_Task directions_:
Starting at the line that contains "Give me the", copy each line through the end of the listing below. Include both ends and output nothing more.
------------------------------------
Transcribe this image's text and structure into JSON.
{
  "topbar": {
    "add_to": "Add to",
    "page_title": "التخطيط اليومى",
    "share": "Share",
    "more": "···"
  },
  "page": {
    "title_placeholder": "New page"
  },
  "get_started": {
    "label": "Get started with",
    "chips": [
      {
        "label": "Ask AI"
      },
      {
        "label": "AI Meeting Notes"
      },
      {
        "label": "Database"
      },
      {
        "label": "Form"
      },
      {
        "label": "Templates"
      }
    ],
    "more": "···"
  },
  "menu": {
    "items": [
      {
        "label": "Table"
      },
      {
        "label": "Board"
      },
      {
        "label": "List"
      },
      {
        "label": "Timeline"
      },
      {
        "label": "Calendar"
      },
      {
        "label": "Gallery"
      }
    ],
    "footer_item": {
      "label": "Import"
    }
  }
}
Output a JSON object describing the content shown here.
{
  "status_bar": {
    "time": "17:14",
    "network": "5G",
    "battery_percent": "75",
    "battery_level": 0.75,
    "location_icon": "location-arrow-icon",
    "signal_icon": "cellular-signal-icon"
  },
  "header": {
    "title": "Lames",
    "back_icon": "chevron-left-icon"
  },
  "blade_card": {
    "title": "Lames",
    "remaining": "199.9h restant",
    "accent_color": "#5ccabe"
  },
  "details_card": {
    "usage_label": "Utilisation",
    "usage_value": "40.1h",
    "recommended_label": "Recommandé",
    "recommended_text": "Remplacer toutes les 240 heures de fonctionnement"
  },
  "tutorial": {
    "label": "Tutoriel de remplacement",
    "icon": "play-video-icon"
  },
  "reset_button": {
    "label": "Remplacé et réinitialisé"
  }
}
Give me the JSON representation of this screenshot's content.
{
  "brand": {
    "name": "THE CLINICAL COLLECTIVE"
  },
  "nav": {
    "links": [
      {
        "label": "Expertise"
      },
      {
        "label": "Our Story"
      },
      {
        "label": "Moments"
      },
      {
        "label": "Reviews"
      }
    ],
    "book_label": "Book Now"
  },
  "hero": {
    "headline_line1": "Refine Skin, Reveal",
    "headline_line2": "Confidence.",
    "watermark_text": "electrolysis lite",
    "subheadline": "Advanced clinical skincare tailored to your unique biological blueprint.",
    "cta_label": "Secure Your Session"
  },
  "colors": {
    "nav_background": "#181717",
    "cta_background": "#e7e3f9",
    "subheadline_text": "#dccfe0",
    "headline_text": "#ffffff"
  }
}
------------------------------------
_Answer below_:
Give me the JSON representation of this screenshot's content.
{
  "brand": {
    "name": "THE CLINICAL COLLECTIVE"
  },
  "nav": {
    "links": [
      {
        "label": "Expertise"
      },
      {
        "label": "Our Story"
      },
      {
        "label": "Moments"
      },
      {
        "label": "Reviews"
      }
    ],
    "book_label": "Book Now"
  },
  "hero": {
    "headline_line1": "Refine Skin, Reveal",
    "headline_line2": "Confidence.",
    "watermark_text": "electrolysis lite",
    "subheadline": "Advanced clinical skincare tailored to your unique biological blueprint.",
    "cta_label": "Secure Your Session"
  },
  "colors": {
    "nav_background": "#181717",
    "cta_background": "#e7e3f9",
    "subheadline_text": "#dccfe0",
    "headline_text": "#ffffff"
  }
}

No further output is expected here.